TASK DESCRIPTION
Search the listing for the string "this" and copy every line that contains it.

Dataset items
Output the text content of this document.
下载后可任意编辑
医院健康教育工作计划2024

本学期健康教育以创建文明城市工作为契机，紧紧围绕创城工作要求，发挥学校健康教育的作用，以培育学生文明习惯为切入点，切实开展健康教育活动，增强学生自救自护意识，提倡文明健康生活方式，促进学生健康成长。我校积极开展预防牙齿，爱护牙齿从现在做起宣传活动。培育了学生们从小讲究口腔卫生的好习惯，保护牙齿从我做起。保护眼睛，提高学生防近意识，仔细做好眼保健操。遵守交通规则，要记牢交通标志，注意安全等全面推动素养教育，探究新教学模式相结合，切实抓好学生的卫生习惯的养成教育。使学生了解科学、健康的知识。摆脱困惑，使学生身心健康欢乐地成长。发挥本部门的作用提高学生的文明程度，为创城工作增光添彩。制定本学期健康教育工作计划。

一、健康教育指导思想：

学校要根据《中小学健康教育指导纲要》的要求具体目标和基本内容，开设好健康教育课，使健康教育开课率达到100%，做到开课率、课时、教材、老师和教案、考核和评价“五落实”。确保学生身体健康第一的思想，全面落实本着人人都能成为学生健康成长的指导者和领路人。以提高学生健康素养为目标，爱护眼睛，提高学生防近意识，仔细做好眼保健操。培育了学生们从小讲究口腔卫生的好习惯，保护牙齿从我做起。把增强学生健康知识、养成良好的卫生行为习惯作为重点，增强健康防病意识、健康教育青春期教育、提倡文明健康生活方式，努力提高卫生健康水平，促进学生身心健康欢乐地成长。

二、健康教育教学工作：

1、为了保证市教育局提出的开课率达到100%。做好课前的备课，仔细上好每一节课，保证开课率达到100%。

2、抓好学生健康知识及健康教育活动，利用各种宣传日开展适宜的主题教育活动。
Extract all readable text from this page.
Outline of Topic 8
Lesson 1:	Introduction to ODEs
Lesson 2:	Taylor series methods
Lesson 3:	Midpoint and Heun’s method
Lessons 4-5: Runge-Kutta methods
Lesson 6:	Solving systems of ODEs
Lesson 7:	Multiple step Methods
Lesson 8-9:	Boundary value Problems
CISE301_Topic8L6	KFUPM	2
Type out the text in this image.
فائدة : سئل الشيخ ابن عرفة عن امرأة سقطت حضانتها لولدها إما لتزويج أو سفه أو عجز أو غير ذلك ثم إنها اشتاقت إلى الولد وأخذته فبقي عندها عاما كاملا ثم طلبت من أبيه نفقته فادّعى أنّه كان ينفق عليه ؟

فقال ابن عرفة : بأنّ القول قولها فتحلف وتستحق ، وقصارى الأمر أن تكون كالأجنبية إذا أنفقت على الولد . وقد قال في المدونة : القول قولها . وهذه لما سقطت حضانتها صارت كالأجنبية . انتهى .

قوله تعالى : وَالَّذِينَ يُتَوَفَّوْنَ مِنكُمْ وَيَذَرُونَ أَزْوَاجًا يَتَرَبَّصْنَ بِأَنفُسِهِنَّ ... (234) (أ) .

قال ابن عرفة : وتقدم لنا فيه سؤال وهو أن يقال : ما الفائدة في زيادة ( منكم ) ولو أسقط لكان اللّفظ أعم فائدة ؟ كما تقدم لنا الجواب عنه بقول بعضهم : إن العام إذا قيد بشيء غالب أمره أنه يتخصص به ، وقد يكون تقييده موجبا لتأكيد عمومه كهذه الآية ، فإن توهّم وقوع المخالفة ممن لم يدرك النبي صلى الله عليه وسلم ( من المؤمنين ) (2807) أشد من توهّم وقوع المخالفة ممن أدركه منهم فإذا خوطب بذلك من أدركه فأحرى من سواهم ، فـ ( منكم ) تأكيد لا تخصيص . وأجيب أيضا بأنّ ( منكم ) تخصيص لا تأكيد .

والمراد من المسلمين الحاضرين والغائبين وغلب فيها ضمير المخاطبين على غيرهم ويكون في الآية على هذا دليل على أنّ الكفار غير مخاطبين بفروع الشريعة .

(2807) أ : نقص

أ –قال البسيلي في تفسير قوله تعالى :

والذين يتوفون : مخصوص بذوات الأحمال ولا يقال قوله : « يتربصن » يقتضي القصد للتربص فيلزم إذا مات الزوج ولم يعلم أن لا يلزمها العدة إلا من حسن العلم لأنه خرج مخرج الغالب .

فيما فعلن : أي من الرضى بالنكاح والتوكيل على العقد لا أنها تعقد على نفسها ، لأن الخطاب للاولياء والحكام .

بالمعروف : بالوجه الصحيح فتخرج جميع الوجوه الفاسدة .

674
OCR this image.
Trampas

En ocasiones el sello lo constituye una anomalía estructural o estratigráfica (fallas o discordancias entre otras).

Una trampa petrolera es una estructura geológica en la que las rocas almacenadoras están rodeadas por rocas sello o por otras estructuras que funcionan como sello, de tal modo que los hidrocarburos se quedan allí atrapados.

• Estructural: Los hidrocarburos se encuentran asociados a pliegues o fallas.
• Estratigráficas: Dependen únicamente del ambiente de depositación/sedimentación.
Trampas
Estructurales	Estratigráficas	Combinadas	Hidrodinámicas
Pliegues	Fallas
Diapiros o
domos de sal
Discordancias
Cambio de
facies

WRITTEN ANSWER
Output the text content of this document.
Extract all readable text from this page.
Type out the text in this image.
OCR this image.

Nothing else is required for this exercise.